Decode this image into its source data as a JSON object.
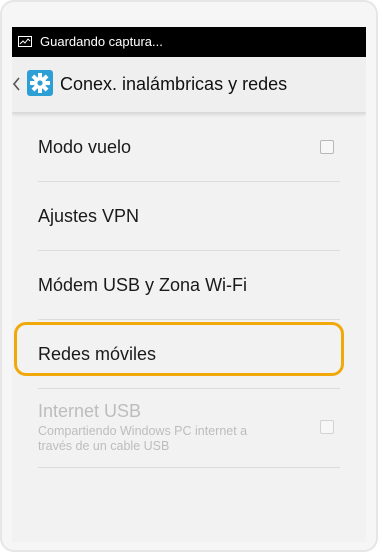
{
  "status_bar": {
    "text": "Guardando captura..."
  },
  "action_bar": {
    "title": "Conex. inalámbricas y redes"
  },
  "items": [
    {
      "label": "Modo vuelo",
      "has_checkbox": true,
      "checked": false
    },
    {
      "label": "Ajustes VPN"
    },
    {
      "label": "Módem USB y Zona Wi-Fi"
    },
    {
      "label": "Redes móviles"
    },
    {
      "label": "Internet USB",
      "summary": "Compartiendo Windows PC internet a través de un cable USB",
      "disabled": true,
      "has_checkbox": true,
      "checked": false
    }
  ],
  "colors": {
    "highlight": "#f0a80a",
    "status_bar_bg": "#000000",
    "settings_icon": "#33b5e5"
  }
}
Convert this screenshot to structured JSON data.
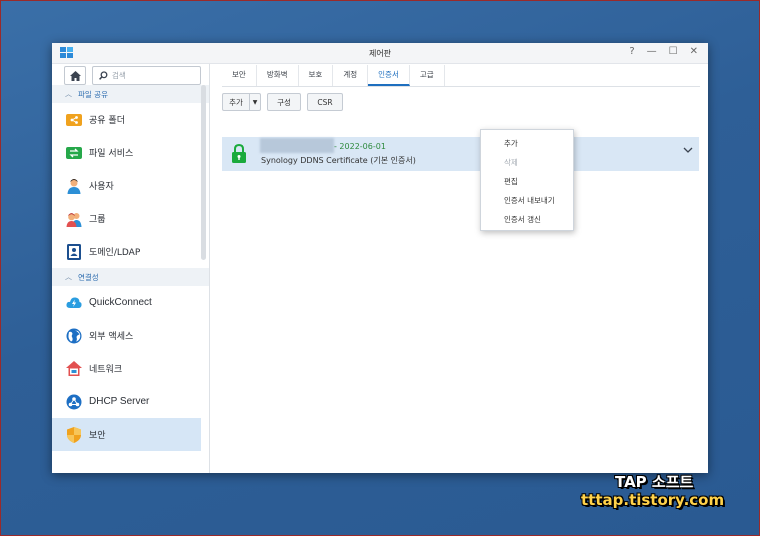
{
  "window": {
    "title": "제어판",
    "controls": [
      "?",
      "—",
      "☐",
      "✕"
    ]
  },
  "sidebar": {
    "search_placeholder": "검색",
    "sections": [
      {
        "label": "파일 공유",
        "items": [
          {
            "label": "공유 폴더",
            "icon": "shared-folder-icon"
          },
          {
            "label": "파일 서비스",
            "icon": "file-services-icon"
          },
          {
            "label": "사용자",
            "icon": "user-icon"
          },
          {
            "label": "그룹",
            "icon": "group-icon"
          },
          {
            "label": "도메인/LDAP",
            "icon": "domain-ldap-icon"
          }
        ]
      },
      {
        "label": "연결성",
        "items": [
          {
            "label": "QuickConnect",
            "icon": "quickconnect-icon"
          },
          {
            "label": "외부 액세스",
            "icon": "external-access-icon"
          },
          {
            "label": "네트워크",
            "icon": "network-icon"
          },
          {
            "label": "DHCP Server",
            "icon": "dhcp-icon"
          },
          {
            "label": "보안",
            "icon": "security-icon",
            "active": true
          }
        ]
      }
    ]
  },
  "tabs": [
    {
      "label": "보안"
    },
    {
      "label": "방화벽"
    },
    {
      "label": "보호"
    },
    {
      "label": "계정"
    },
    {
      "label": "인증서",
      "active": true
    },
    {
      "label": "고급"
    }
  ],
  "toolbar": {
    "add_label": "추가",
    "configure_label": "구성",
    "csr_label": "CSR"
  },
  "certificate": {
    "date": "- 2022-06-01",
    "name": "Synology DDNS Certificate (기본 인증서)"
  },
  "context_menu": {
    "items": [
      {
        "label": "추가",
        "disabled": false
      },
      {
        "label": "삭제",
        "disabled": true
      },
      {
        "label": "편집",
        "disabled": false
      },
      {
        "label": "인증서 내보내기",
        "disabled": false
      },
      {
        "label": "인증서 갱신",
        "disabled": false
      }
    ]
  },
  "watermark": {
    "line1": "TAP 소프트",
    "line2": "tttap.tistory.com"
  },
  "colors": {
    "accent": "#1e6fbf",
    "selected_row": "#d9e7f5",
    "lock_green": "#1aaa3c",
    "date_green": "#2e8a3e"
  }
}
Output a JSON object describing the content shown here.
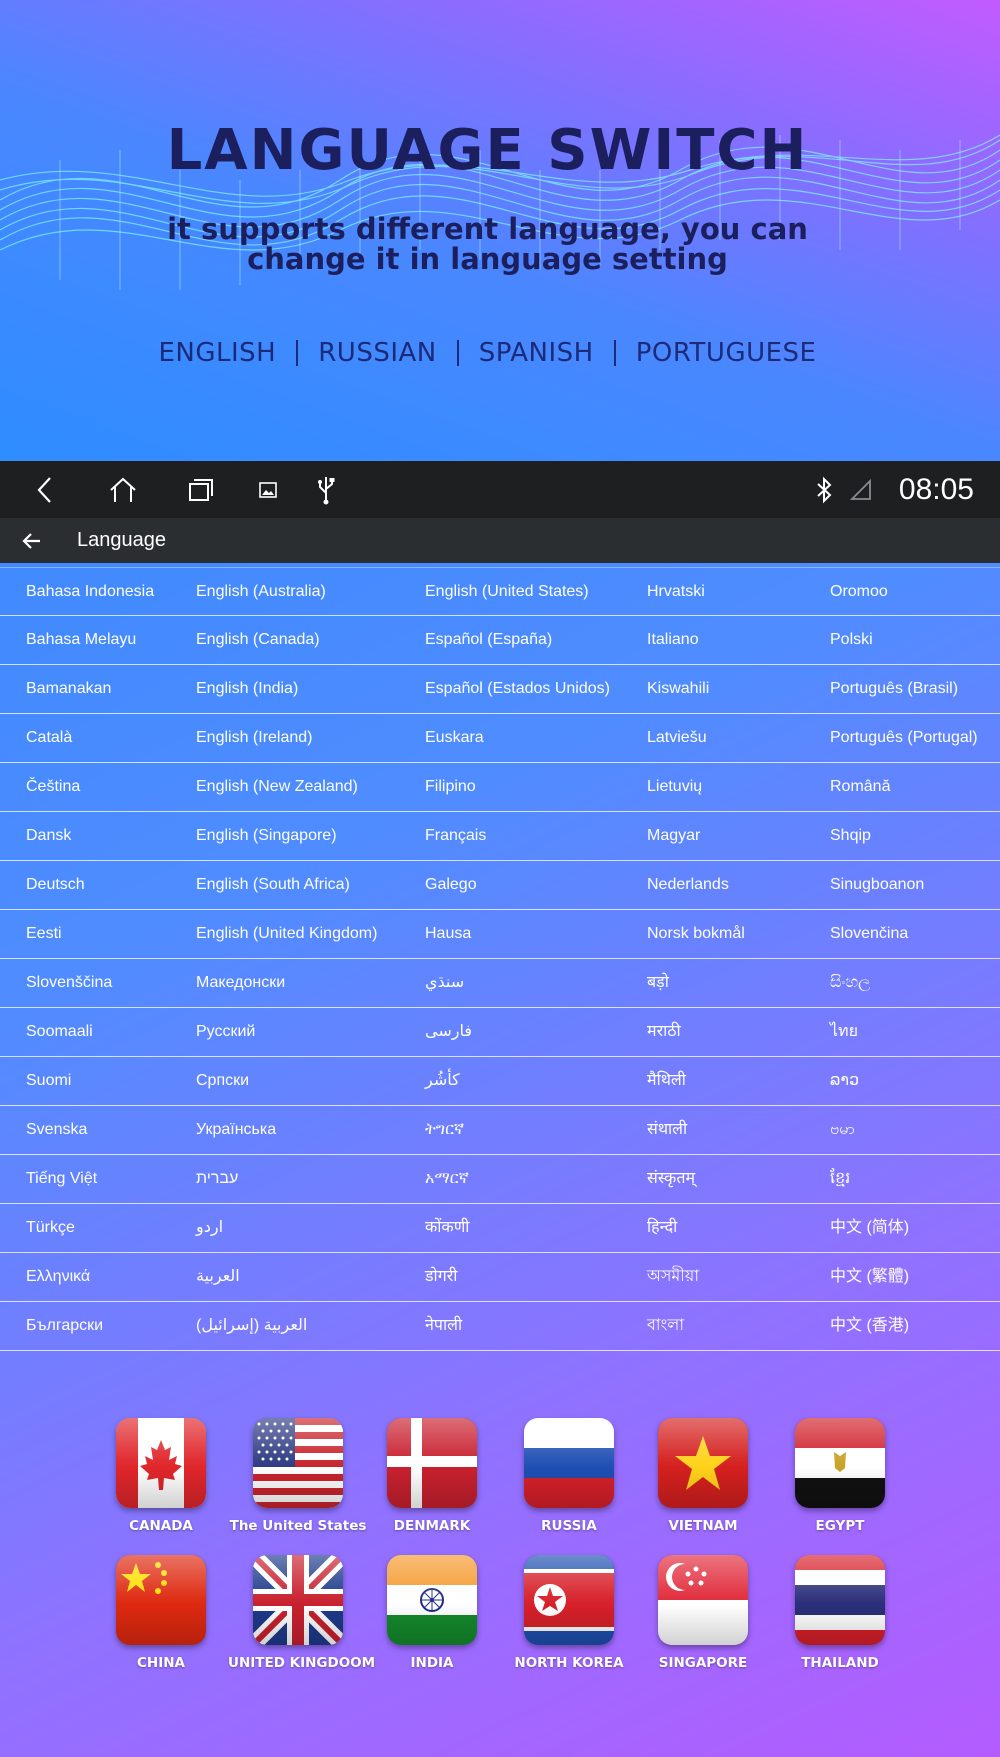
{
  "hero": {
    "title": "LANGUAGE SWITCH",
    "subtitle_line1": "it supports different language, you can",
    "subtitle_line2": "change it in language setting",
    "languages": [
      "ENGLISH",
      "RUSSIAN",
      "SPANISH",
      "PORTUGUESE"
    ]
  },
  "status_bar": {
    "icons": [
      "back-icon",
      "home-icon",
      "recent-apps-icon",
      "gallery-icon",
      "usb-icon",
      "bluetooth-icon",
      "signal-icon"
    ],
    "time": "08:05"
  },
  "app_bar": {
    "title": "Language"
  },
  "languages": {
    "rows": [
      [
        "Bahasa Indonesia",
        "English (Australia)",
        "English (United States)",
        "Hrvatski",
        "Oromoo"
      ],
      [
        "Bahasa Melayu",
        "English (Canada)",
        "Español (España)",
        "Italiano",
        "Polski"
      ],
      [
        "Bamanakan",
        "English (India)",
        "Español (Estados Unidos)",
        "Kiswahili",
        "Português (Brasil)"
      ],
      [
        "Català",
        "English (Ireland)",
        "Euskara",
        "Latviešu",
        "Português (Portugal)"
      ],
      [
        "Čeština",
        "English (New Zealand)",
        "Filipino",
        "Lietuvių",
        "Română"
      ],
      [
        "Dansk",
        "English (Singapore)",
        "Français",
        "Magyar",
        "Shqip"
      ],
      [
        "Deutsch",
        "English (South Africa)",
        "Galego",
        "Nederlands",
        "Sinugboanon"
      ],
      [
        "Eesti",
        "English (United Kingdom)",
        "Hausa",
        "Norsk bokmål",
        "Slovenčina"
      ],
      [
        "Slovenščina",
        "Македонски",
        "سنڌي",
        "बड़ो",
        "සිංහල"
      ],
      [
        "Soomaali",
        "Русский",
        "فارسی",
        "मराठी",
        "ไทย"
      ],
      [
        "Suomi",
        "Српски",
        "كأشُر",
        "मैथिली",
        "ລາວ"
      ],
      [
        "Svenska",
        "Українська",
        "ትግርኛ",
        "संथाली",
        "ဗမာ"
      ],
      [
        "Tiếng Việt",
        "עברית",
        "አማርኛ",
        "संस्कृतम्",
        "ខ្មែរ"
      ],
      [
        "Türkçe",
        "اردو",
        "कोंकणी",
        "हिन्दी",
        "中文 (简体)"
      ],
      [
        "Ελληνικά",
        "العربية",
        "डोगरी",
        "অসমীয়া",
        "中文 (繁體)"
      ],
      [
        "Български",
        "العربية (إسرائيل)",
        "नेपाली",
        "বাংলা",
        "中文 (香港)"
      ]
    ]
  },
  "flags": [
    {
      "label": "CANADA",
      "icon": "canada-flag-icon"
    },
    {
      "label": "The United States",
      "icon": "usa-flag-icon"
    },
    {
      "label": "DENMARK",
      "icon": "denmark-flag-icon"
    },
    {
      "label": "RUSSIA",
      "icon": "russia-flag-icon"
    },
    {
      "label": "VIETNAM",
      "icon": "vietnam-flag-icon"
    },
    {
      "label": "EGYPT",
      "icon": "egypt-flag-icon"
    },
    {
      "label": "CHINA",
      "icon": "china-flag-icon"
    },
    {
      "label": "UNITED KINGDOOM",
      "icon": "uk-flag-icon"
    },
    {
      "label": "INDIA",
      "icon": "india-flag-icon"
    },
    {
      "label": "NORTH KOREA",
      "icon": "north-korea-flag-icon"
    },
    {
      "label": "SINGAPORE",
      "icon": "singapore-flag-icon"
    },
    {
      "label": "THAILAND",
      "icon": "thailand-flag-icon"
    }
  ]
}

===

Exclude the images, then output the data above word for word.

Decode this image into its source data as a JSON object.
{
  "status_bar": {
    "text": "Guardando captura..."
  },
  "action_bar": {
    "title": "Conex. inalámbricas y redes"
  },
  "items": [
    {
      "label": "Modo vuelo",
      "has_checkbox": true,
      "checked": false
    },
    {
      "label": "Ajustes VPN"
    },
    {
      "label": "Módem USB y Zona Wi-Fi"
    },
    {
      "label": "Redes móviles"
    },
    {
      "label": "Internet USB",
      "summary": "Compartiendo Windows PC internet a través de un cable USB",
      "disabled": true,
      "has_checkbox": true,
      "checked": false
    }
  ],
  "colors": {
    "highlight": "#f0a80a",
    "status_bar_bg": "#000000",
    "settings_icon": "#33b5e5"
  }
}
Convert this screenshot to structured JSON data.
{
  "window": {
    "title": "제어판",
    "controls": [
      "?",
      "—",
      "☐",
      "✕"
    ]
  },
  "sidebar": {
    "search_placeholder": "검색",
    "sections": [
      {
        "label": "파일 공유",
        "items": [
          {
            "label": "공유 폴더",
            "icon": "shared-folder-icon"
          },
          {
            "label": "파일 서비스",
            "icon": "file-services-icon"
          },
          {
            "label": "사용자",
            "icon": "user-icon"
          },
          {
            "label": "그룹",
            "icon": "group-icon"
          },
          {
            "label": "도메인/LDAP",
            "icon": "domain-ldap-icon"
          }
        ]
      },
      {
        "label": "연결성",
        "items": [
          {
            "label": "QuickConnect",
            "icon": "quickconnect-icon"
          },
          {
            "label": "외부 액세스",
            "icon": "external-access-icon"
          },
          {
            "label": "네트워크",
            "icon": "network-icon"
          },
          {
            "label": "DHCP Server",
            "icon": "dhcp-icon"
          },
          {
            "label": "보안",
            "icon": "security-icon",
            "active": true
          }
        ]
      }
    ]
  },
  "tabs": [
    {
      "label": "보안"
    },
    {
      "label": "방화벽"
    },
    {
      "label": "보호"
    },
    {
      "label": "계정"
    },
    {
      "label": "인증서",
      "active": true
    },
    {
      "label": "고급"
    }
  ],
  "toolbar": {
    "add_label": "추가",
    "configure_label": "구성",
    "csr_label": "CSR"
  },
  "certificate": {
    "date": "- 2022-06-01",
    "name": "Synology DDNS Certificate (기본 인증서)"
  },
  "context_menu": {
    "items": [
      {
        "label": "추가",
        "disabled": false
      },
      {
        "label": "삭제",
        "disabled": true
      },
      {
        "label": "편집",
        "disabled": false
      },
      {
        "label": "인증서 내보내기",
        "disabled": false
      },
      {
        "label": "인증서 갱신",
        "disabled": false
      }
    ]
  },
  "watermark": {
    "line1": "TAP 소프트",
    "line2": "tttap.tistory.com"
  },
  "colors": {
    "accent": "#1e6fbf",
    "selected_row": "#d9e7f5",
    "lock_green": "#1aaa3c",
    "date_green": "#2e8a3e"
  }
}
Output a JSON object describing the content shown here.
{
  "hero": {
    "title": "LANGUAGE SWITCH",
    "subtitle_line1": "it supports different language, you can",
    "subtitle_line2": "change it in language setting",
    "languages": [
      "ENGLISH",
      "RUSSIAN",
      "SPANISH",
      "PORTUGUESE"
    ]
  },
  "status_bar": {
    "icons": [
      "back-icon",
      "home-icon",
      "recent-apps-icon",
      "gallery-icon",
      "usb-icon",
      "bluetooth-icon",
      "signal-icon"
    ],
    "time": "08:05"
  },
  "app_bar": {
    "title": "Language"
  },
  "languages": {
    "rows": [
      [
        "Bahasa Indonesia",
        "English (Australia)",
        "English (United States)",
        "Hrvatski",
        "Oromoo"
      ],
      [
        "Bahasa Melayu",
        "English (Canada)",
        "Español (España)",
        "Italiano",
        "Polski"
      ],
      [
        "Bamanakan",
        "English (India)",
        "Español (Estados Unidos)",
        "Kiswahili",
        "Português (Brasil)"
      ],
      [
        "Català",
        "English (Ireland)",
        "Euskara",
        "Latviešu",
        "Português (Portugal)"
      ],
      [
        "Čeština",
        "English (New Zealand)",
        "Filipino",
        "Lietuvių",
        "Română"
      ],
      [
        "Dansk",
        "English (Singapore)",
        "Français",
        "Magyar",
        "Shqip"
      ],
      [
        "Deutsch",
        "English (South Africa)",
        "Galego",
        "Nederlands",
        "Sinugboanon"
      ],
      [
        "Eesti",
        "English (United Kingdom)",
        "Hausa",
        "Norsk bokmål",
        "Slovenčina"
      ],
      [
        "Slovenščina",
        "Македонски",
        "سنڌي",
        "बड़ो",
        "සිංහල"
      ],
      [
        "Soomaali",
        "Русский",
        "فارسی",
        "मराठी",
        "ไทย"
      ],
      [
        "Suomi",
        "Српски",
        "كأشُر",
        "मैथिली",
        "ລາວ"
      ],
      [
        "Svenska",
        "Українська",
        "ትግርኛ",
        "संथाली",
        "ဗမာ"
      ],
      [
        "Tiếng Việt",
        "עברית",
        "አማርኛ",
        "संस्कृतम्",
        "ខ្មែរ"
      ],
      [
        "Türkçe",
        "اردو",
        "कोंकणी",
        "हिन्दी",
        "中文 (简体)"
      ],
      [
        "Ελληνικά",
        "العربية",
        "डोगरी",
        "অসমীয়া",
        "中文 (繁體)"
      ],
      [
        "Български",
        "العربية (إسرائيل)",
        "नेपाली",
        "বাংলা",
        "中文 (香港)"
      ]
    ]
  },
  "flags": [
    {
      "label": "CANADA",
      "icon": "canada-flag-icon"
    },
    {
      "label": "The United States",
      "icon": "usa-flag-icon"
    },
    {
      "label": "DENMARK",
      "icon": "denmark-flag-icon"
    },
    {
      "label": "RUSSIA",
      "icon": "russia-flag-icon"
    },
    {
      "label": "VIETNAM",
      "icon": "vietnam-flag-icon"
    },
    {
      "label": "EGYPT",
      "icon": "egypt-flag-icon"
    },
    {
      "label": "CHINA",
      "icon": "china-flag-icon"
    },
    {
      "label": "UNITED KINGDOOM",
      "icon": "uk-flag-icon"
    },
    {
      "label": "INDIA",
      "icon": "india-flag-icon"
    },
    {
      "label": "NORTH KOREA",
      "icon": "north-korea-flag-icon"
    },
    {
      "label": "SINGAPORE",
      "icon": "singapore-flag-icon"
    },
    {
      "label": "THAILAND",
      "icon": "thailand-flag-icon"
    }
  ]
}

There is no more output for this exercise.